(Extracted data entries)
------------------------------------------------------------
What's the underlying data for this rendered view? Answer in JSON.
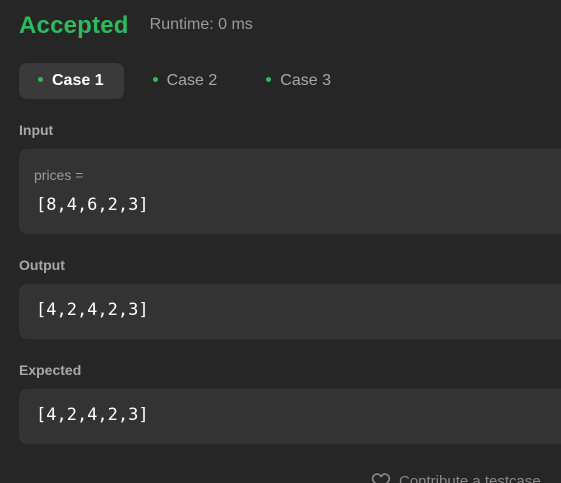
{
  "result": {
    "status": "Accepted",
    "runtime": "Runtime: 0 ms",
    "status_color": "#2cbb5d"
  },
  "tabs": [
    {
      "label": "Case 1",
      "active": true
    },
    {
      "label": "Case 2",
      "active": false
    },
    {
      "label": "Case 3",
      "active": false
    }
  ],
  "input": {
    "label": "Input",
    "variable": "prices =",
    "value": "[8,4,6,2,3]"
  },
  "output": {
    "label": "Output",
    "value": "[4,2,4,2,3]"
  },
  "expected": {
    "label": "Expected",
    "value": "[4,2,4,2,3]"
  },
  "footer": {
    "contribute_label": "Contribute a testcase",
    "icon": "heart-icon"
  }
}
------------------------------------------------------------
What to work on:
Transcribe the material exactly, and leave out whatever pictures it holds.

Task result:
What's the underlying data for this rendered view? Answer in JSON.
{
  "result": {
    "status": "Accepted",
    "runtime": "Runtime: 0 ms",
    "status_color": "#2cbb5d"
  },
  "tabs": [
    {
      "label": "Case 1",
      "active": true
    },
    {
      "label": "Case 2",
      "active": false
    },
    {
      "label": "Case 3",
      "active": false
    }
  ],
  "input": {
    "label": "Input",
    "variable": "prices =",
    "value": "[8,4,6,2,3]"
  },
  "output": {
    "label": "Output",
    "value": "[4,2,4,2,3]"
  },
  "expected": {
    "label": "Expected",
    "value": "[4,2,4,2,3]"
  },
  "footer": {
    "contribute_label": "Contribute a testcase",
    "icon": "heart-icon"
  }
}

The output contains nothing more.